Only the number is wanted: tally the lines below that contain the word "download".

[Collected data entries]
======

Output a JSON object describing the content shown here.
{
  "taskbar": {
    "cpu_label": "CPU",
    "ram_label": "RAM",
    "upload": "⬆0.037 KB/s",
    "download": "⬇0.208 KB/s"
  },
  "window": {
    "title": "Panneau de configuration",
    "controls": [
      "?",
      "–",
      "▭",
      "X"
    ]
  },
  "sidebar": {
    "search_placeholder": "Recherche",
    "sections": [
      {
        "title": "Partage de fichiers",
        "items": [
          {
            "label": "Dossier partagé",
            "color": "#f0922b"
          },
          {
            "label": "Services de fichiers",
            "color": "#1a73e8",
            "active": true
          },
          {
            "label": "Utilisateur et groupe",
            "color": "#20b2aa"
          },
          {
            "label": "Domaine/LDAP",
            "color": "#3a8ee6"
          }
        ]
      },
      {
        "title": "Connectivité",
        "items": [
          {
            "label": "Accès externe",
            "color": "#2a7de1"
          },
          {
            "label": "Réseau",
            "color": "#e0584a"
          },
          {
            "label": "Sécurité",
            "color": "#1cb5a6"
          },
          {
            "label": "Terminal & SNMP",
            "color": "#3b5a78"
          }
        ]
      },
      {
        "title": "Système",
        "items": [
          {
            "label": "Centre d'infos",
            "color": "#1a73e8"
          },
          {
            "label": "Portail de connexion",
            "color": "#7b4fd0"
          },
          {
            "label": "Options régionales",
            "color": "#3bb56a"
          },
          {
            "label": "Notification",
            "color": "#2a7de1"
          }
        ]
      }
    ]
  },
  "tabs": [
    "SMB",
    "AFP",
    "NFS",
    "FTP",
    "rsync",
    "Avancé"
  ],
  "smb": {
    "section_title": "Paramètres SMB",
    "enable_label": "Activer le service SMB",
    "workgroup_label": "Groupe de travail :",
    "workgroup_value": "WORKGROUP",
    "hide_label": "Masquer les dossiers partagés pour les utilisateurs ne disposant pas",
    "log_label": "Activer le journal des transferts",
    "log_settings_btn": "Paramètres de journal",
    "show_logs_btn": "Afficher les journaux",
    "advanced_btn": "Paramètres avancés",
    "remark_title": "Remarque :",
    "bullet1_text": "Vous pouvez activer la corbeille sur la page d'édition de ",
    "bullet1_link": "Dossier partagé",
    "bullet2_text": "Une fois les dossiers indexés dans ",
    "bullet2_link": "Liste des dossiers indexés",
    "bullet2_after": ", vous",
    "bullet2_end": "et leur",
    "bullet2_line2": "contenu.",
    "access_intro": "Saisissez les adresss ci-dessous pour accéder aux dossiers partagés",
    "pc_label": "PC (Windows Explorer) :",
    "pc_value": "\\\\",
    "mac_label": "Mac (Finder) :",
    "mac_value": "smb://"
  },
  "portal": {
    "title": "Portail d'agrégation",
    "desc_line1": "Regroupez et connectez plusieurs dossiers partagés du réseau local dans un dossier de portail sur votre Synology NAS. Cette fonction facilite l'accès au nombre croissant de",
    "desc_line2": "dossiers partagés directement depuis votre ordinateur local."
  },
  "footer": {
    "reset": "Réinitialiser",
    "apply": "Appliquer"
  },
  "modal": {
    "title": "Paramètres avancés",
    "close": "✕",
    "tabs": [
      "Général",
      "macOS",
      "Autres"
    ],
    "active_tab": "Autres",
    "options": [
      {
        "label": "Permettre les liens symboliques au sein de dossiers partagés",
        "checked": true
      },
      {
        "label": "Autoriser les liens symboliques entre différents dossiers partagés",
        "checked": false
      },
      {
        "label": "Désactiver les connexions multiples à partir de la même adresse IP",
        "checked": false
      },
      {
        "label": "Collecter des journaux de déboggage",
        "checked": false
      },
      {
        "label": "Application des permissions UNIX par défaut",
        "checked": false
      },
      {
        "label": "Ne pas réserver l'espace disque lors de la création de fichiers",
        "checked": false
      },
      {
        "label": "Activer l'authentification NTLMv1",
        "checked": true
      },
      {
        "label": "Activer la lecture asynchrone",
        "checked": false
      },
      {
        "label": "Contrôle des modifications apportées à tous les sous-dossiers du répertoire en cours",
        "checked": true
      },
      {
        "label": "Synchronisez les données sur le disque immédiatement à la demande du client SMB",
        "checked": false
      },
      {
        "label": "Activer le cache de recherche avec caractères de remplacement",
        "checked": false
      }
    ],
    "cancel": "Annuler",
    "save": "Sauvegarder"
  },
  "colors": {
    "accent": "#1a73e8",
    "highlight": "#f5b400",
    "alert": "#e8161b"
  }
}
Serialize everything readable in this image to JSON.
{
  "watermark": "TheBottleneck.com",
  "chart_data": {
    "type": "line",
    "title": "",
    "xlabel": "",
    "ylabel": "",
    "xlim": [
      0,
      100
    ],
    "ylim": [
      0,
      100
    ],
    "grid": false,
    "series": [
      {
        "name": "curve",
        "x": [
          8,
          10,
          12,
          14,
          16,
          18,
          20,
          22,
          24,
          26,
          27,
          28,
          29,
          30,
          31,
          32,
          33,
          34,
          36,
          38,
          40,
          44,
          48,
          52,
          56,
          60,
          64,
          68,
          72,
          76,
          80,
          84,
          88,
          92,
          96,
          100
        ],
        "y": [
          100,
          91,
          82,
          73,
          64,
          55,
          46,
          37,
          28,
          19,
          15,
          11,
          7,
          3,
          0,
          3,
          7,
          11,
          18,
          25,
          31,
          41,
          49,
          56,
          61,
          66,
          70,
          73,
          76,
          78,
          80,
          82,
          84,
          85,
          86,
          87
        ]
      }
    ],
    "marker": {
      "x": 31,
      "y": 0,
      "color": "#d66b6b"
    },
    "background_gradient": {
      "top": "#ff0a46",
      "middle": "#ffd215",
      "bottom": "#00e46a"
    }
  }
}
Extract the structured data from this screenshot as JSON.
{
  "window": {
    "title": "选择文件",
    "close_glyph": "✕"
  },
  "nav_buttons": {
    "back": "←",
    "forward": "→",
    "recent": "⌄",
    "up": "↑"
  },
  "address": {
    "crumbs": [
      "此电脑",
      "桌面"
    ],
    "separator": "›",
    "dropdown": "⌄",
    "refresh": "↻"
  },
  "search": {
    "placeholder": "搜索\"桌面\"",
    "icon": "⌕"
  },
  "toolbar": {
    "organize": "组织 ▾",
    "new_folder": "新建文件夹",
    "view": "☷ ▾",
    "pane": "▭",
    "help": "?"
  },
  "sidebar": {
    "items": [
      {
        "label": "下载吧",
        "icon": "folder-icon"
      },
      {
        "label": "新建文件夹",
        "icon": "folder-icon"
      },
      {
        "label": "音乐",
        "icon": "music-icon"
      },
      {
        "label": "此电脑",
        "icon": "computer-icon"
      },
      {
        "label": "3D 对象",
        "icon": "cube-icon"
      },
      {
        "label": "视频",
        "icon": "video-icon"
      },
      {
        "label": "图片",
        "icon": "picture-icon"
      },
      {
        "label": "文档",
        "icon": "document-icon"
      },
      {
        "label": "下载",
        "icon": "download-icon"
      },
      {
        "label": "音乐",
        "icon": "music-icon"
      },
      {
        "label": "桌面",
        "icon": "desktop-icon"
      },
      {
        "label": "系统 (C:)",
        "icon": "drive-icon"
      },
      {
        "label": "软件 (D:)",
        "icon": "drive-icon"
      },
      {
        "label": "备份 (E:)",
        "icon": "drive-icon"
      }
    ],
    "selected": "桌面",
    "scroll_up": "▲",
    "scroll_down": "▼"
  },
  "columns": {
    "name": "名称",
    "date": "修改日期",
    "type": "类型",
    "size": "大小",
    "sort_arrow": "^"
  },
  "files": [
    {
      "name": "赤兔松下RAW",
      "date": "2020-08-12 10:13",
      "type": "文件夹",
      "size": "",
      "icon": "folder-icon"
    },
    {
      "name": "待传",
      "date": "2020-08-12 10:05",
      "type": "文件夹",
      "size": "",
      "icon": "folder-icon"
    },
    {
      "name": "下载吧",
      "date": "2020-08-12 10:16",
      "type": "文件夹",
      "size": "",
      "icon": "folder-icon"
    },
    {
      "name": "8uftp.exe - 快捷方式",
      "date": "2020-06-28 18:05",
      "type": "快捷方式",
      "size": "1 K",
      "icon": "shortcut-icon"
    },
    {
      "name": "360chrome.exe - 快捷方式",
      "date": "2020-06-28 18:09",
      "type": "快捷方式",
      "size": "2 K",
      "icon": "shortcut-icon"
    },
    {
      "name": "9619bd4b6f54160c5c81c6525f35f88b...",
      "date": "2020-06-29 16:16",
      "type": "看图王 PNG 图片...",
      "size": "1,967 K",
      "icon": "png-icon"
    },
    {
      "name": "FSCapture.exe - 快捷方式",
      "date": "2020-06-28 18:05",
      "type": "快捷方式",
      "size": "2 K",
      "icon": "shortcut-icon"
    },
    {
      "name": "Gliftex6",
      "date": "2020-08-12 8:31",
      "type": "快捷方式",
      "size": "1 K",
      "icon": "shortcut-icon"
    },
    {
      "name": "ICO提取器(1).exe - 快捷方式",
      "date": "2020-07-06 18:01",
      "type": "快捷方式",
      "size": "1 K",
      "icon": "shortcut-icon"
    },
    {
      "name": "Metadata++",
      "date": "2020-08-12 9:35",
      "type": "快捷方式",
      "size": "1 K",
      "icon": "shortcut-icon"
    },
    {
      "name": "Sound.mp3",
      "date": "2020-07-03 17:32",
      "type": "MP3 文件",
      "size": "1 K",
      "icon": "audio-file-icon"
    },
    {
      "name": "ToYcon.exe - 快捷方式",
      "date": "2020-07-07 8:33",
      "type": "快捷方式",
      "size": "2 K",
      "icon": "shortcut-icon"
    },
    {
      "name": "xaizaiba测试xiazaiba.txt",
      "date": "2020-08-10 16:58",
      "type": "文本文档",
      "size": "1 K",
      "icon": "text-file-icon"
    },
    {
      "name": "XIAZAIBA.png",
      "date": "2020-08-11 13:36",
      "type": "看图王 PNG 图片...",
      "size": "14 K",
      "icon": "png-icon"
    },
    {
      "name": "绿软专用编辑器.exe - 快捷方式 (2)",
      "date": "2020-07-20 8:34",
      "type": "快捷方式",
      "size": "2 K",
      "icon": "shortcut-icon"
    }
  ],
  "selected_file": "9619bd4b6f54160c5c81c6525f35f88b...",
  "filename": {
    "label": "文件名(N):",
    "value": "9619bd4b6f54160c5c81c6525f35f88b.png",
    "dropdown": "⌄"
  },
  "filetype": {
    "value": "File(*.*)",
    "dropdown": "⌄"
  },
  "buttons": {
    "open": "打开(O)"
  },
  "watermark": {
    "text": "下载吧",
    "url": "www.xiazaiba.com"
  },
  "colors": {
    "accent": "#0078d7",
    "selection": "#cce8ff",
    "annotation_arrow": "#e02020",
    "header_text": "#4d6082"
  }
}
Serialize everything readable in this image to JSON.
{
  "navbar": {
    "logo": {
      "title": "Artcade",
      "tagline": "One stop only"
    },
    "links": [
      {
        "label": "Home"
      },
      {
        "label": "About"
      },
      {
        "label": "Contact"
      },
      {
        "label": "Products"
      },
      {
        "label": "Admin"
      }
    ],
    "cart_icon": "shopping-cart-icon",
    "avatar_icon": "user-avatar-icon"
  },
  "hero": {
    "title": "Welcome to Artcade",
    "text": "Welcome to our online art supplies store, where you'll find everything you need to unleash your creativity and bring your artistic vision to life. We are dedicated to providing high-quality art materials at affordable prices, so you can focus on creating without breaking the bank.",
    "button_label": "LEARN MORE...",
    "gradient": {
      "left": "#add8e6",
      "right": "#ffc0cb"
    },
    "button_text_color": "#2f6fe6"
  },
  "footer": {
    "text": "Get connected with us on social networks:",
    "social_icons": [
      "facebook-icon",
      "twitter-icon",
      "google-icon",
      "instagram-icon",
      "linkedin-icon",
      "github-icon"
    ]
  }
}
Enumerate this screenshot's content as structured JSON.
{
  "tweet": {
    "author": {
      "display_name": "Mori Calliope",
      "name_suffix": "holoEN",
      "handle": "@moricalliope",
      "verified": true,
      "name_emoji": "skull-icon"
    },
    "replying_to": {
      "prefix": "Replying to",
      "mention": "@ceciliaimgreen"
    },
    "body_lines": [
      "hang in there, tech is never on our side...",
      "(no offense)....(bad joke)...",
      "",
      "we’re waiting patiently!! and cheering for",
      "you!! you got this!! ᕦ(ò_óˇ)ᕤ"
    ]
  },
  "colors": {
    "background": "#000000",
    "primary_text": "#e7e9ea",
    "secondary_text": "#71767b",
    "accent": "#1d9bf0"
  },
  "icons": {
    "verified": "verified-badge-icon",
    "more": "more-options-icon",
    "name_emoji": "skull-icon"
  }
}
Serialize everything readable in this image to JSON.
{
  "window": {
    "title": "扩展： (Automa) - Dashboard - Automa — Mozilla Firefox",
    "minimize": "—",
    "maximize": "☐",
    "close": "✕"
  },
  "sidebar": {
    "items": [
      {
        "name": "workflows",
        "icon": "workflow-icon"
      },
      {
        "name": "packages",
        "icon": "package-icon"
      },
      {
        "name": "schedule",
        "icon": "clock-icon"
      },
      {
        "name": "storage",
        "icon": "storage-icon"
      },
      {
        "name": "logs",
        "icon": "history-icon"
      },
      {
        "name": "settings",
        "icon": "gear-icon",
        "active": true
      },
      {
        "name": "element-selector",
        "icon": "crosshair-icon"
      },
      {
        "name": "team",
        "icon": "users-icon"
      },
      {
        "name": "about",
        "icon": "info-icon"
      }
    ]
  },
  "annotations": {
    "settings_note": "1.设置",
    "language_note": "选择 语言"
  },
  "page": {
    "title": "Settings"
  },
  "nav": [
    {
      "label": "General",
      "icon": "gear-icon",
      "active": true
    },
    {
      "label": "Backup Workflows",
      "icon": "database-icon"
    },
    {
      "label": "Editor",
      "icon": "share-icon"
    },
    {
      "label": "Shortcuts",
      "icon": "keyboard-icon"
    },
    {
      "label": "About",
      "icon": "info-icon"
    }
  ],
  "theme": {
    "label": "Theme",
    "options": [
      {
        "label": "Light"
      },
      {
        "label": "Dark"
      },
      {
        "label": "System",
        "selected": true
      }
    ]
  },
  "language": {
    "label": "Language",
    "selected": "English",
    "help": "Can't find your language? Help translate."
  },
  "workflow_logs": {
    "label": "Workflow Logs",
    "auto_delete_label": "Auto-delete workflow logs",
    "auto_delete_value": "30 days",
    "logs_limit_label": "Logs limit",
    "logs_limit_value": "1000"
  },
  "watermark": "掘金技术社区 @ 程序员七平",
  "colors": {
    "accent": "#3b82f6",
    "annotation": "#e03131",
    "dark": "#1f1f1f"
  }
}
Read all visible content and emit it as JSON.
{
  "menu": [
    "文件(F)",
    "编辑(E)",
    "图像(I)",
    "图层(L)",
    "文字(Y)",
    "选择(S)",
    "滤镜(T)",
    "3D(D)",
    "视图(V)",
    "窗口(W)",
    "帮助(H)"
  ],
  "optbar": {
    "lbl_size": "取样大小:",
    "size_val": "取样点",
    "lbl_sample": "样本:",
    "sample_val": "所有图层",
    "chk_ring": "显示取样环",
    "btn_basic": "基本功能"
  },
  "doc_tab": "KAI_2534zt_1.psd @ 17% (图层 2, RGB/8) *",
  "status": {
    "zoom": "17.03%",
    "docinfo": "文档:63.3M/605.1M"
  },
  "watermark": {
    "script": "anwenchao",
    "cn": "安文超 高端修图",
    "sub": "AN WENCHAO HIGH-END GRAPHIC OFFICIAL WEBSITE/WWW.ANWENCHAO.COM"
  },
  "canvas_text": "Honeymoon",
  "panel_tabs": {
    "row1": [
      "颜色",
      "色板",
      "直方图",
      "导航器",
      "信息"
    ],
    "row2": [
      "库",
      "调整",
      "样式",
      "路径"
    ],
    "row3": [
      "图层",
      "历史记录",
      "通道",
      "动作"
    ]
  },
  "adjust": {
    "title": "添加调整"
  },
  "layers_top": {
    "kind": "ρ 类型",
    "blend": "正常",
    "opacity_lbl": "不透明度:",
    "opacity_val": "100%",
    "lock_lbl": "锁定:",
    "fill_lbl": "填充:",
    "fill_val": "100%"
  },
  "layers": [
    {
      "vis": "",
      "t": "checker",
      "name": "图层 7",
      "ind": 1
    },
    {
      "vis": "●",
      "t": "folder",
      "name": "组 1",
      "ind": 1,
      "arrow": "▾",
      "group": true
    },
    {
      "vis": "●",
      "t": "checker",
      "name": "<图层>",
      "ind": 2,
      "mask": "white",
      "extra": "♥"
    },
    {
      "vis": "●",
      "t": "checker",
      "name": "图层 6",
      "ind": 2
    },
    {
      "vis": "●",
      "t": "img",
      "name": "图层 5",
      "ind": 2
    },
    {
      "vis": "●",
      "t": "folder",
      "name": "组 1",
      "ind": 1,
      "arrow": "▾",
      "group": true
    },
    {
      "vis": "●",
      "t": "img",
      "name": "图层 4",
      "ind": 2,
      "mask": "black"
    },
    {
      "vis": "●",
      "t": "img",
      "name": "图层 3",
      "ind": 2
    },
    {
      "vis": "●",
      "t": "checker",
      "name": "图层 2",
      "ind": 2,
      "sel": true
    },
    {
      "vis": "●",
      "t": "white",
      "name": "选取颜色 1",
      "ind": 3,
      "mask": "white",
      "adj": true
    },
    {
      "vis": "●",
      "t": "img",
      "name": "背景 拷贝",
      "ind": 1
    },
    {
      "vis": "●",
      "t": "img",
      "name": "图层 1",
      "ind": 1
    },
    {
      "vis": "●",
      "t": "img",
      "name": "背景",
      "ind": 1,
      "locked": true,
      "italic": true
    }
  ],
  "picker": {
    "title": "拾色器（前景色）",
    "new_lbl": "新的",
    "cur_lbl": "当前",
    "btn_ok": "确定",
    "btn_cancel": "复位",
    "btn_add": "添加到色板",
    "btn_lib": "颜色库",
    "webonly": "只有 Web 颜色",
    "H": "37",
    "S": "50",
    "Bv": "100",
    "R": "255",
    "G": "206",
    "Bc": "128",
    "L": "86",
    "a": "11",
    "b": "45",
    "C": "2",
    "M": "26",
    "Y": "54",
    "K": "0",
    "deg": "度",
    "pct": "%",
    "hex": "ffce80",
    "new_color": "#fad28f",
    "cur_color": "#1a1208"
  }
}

======

PROBLEM SOLUTION >> 2